Which lines hold the word "Ground"? Copy each of them from the material.

─── THE DATA

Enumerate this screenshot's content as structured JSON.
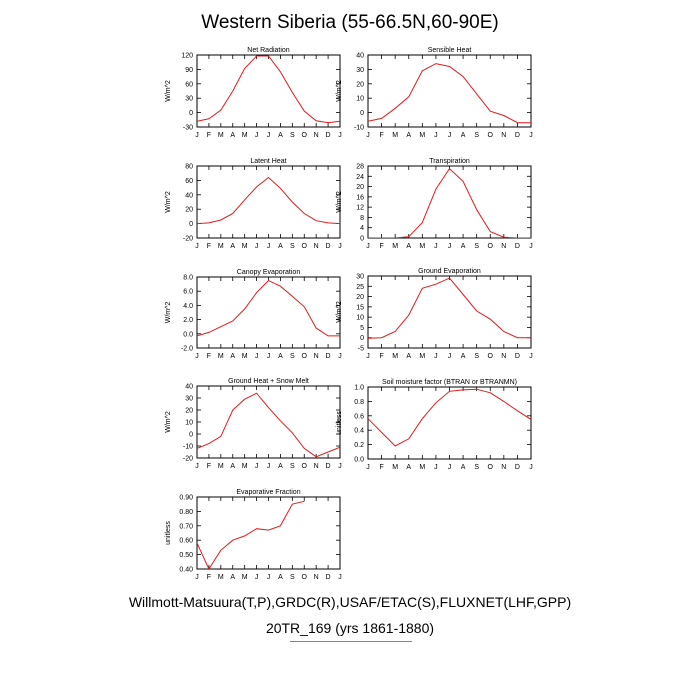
{
  "figure": {
    "title": "Western Siberia (55-66.5N,60-90E)",
    "footer_line1": "Willmott-Matsuura(T,P),GRDC(R),USAF/ETAC(S),FLUXNET(LHF,GPP)",
    "footer_line2": "20TR_169 (yrs 1861-1880)"
  },
  "colors": {
    "series": "#e41a1c",
    "axis": "#000000"
  },
  "chart_data": [
    {
      "type": "line",
      "title": "Net Radiation",
      "ylabel": "W/m^2",
      "categories": [
        "J",
        "F",
        "M",
        "A",
        "M",
        "J",
        "J",
        "A",
        "S",
        "O",
        "N",
        "D",
        "J"
      ],
      "ylim": [
        -30,
        120
      ],
      "yticks": [
        -30,
        0,
        30,
        60,
        90,
        120
      ],
      "yticklabels": [
        "-30",
        "0",
        "30",
        "60",
        "90",
        "120"
      ],
      "values": [
        -18,
        -13,
        5,
        45,
        92,
        118,
        118,
        85,
        42,
        3,
        -17,
        -21,
        -18
      ]
    },
    {
      "type": "line",
      "title": "Sensible Heat",
      "ylabel": "W/m^2",
      "categories": [
        "J",
        "F",
        "M",
        "A",
        "M",
        "J",
        "J",
        "A",
        "S",
        "O",
        "N",
        "D",
        "J"
      ],
      "ylim": [
        -10,
        40
      ],
      "yticks": [
        -10,
        0,
        10,
        20,
        30,
        40
      ],
      "yticklabels": [
        "-10",
        "0",
        "10",
        "20",
        "30",
        "40"
      ],
      "values": [
        -6,
        -4,
        3,
        11,
        29,
        34,
        32,
        25,
        13,
        1,
        -2,
        -7,
        -7
      ]
    },
    {
      "type": "line",
      "title": "Latent Heat",
      "ylabel": "W/m^2",
      "categories": [
        "J",
        "F",
        "M",
        "A",
        "M",
        "J",
        "J",
        "A",
        "S",
        "O",
        "N",
        "D",
        "J"
      ],
      "ylim": [
        -20,
        80
      ],
      "yticks": [
        -20,
        0,
        20,
        40,
        60,
        80
      ],
      "yticklabels": [
        "-20",
        "0",
        "20",
        "40",
        "60",
        "80"
      ],
      "values": [
        0,
        1,
        5,
        14,
        33,
        51,
        64,
        49,
        30,
        14,
        4,
        1,
        0
      ]
    },
    {
      "type": "line",
      "title": "Transpiration",
      "ylabel": "W/m^2",
      "categories": [
        "J",
        "F",
        "M",
        "A",
        "M",
        "J",
        "J",
        "A",
        "S",
        "O",
        "N",
        "D",
        "J"
      ],
      "ylim": [
        0,
        28
      ],
      "yticks": [
        0,
        4,
        8,
        12,
        16,
        20,
        24,
        28
      ],
      "yticklabels": [
        "0",
        "4",
        "8",
        "12",
        "16",
        "20",
        "24",
        "28"
      ],
      "values": [
        0,
        0,
        0,
        0.5,
        6,
        19,
        27,
        22,
        11,
        2.5,
        0.3,
        0,
        0
      ]
    },
    {
      "type": "line",
      "title": "Canopy Evaporation",
      "ylabel": "W/m^2",
      "categories": [
        "J",
        "F",
        "M",
        "A",
        "M",
        "J",
        "J",
        "A",
        "S",
        "O",
        "N",
        "D",
        "J"
      ],
      "ylim": [
        -2,
        8
      ],
      "yticks": [
        -2,
        0,
        2,
        4,
        6,
        8
      ],
      "yticklabels": [
        "-2.0",
        "0.0",
        "2.0",
        "4.0",
        "6.0",
        "8.0"
      ],
      "values": [
        -0.3,
        0.2,
        1.0,
        1.8,
        3.5,
        5.8,
        7.5,
        6.7,
        5.3,
        3.8,
        0.8,
        -0.3,
        -0.3
      ]
    },
    {
      "type": "line",
      "title": "Ground Evaporation",
      "ylabel": "W/m^2",
      "categories": [
        "J",
        "F",
        "M",
        "A",
        "M",
        "J",
        "J",
        "A",
        "S",
        "O",
        "N",
        "D",
        "J"
      ],
      "ylim": [
        -5,
        30
      ],
      "yticks": [
        -5,
        0,
        5,
        10,
        15,
        20,
        25,
        30
      ],
      "yticklabels": [
        "-5",
        "0",
        "5",
        "10",
        "15",
        "20",
        "25",
        "30"
      ],
      "values": [
        -0.3,
        0,
        3,
        11,
        24,
        26,
        29,
        21,
        13,
        9,
        3,
        0,
        0
      ]
    },
    {
      "type": "line",
      "title": "Ground Heat + Snow Melt",
      "ylabel": "W/m^2",
      "categories": [
        "J",
        "F",
        "M",
        "A",
        "M",
        "J",
        "J",
        "A",
        "S",
        "O",
        "N",
        "D",
        "J"
      ],
      "ylim": [
        -20,
        40
      ],
      "yticks": [
        -20,
        -10,
        0,
        10,
        20,
        30,
        40
      ],
      "yticklabels": [
        "-20",
        "-10",
        "0",
        "10",
        "20",
        "30",
        "40"
      ],
      "values": [
        -12,
        -8,
        -2,
        20,
        29,
        34,
        22,
        11,
        1,
        -12,
        -19,
        -15,
        -11
      ]
    },
    {
      "type": "line",
      "title": "Soil moisture factor (BTRAN or BTRANMN)",
      "ylabel": "unitless",
      "categories": [
        "J",
        "F",
        "M",
        "A",
        "M",
        "J",
        "J",
        "A",
        "S",
        "O",
        "N",
        "D",
        "J"
      ],
      "ylim": [
        0,
        1
      ],
      "yticks": [
        0,
        0.2,
        0.4,
        0.6,
        0.8,
        1.0
      ],
      "yticklabels": [
        "0.0",
        "0.2",
        "0.4",
        "0.6",
        "0.8",
        "1.0"
      ],
      "values": [
        0.56,
        0.37,
        0.18,
        0.28,
        0.56,
        0.78,
        0.94,
        0.96,
        0.97,
        0.92,
        0.8,
        0.67,
        0.55
      ]
    },
    {
      "type": "line",
      "title": "Evaporative Fraction",
      "ylabel": "unitless",
      "categories": [
        "J",
        "F",
        "M",
        "A",
        "M",
        "J",
        "J",
        "A",
        "S",
        "O",
        "N",
        "D",
        "J"
      ],
      "ylim": [
        0.4,
        0.9
      ],
      "yticks": [
        0.4,
        0.5,
        0.6,
        0.7,
        0.8,
        0.9
      ],
      "yticklabels": [
        "0.40",
        "0.50",
        "0.60",
        "0.70",
        "0.80",
        "0.90"
      ],
      "values": [
        0.58,
        0.4,
        0.53,
        0.6,
        0.63,
        0.68,
        0.67,
        0.7,
        0.85,
        0.87,
        null,
        null,
        null
      ]
    }
  ]
}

──────

__OUTPUT BELOW__:
      "title": "Ground Evaporation",
      "title": "Ground Heat + Snow Melt",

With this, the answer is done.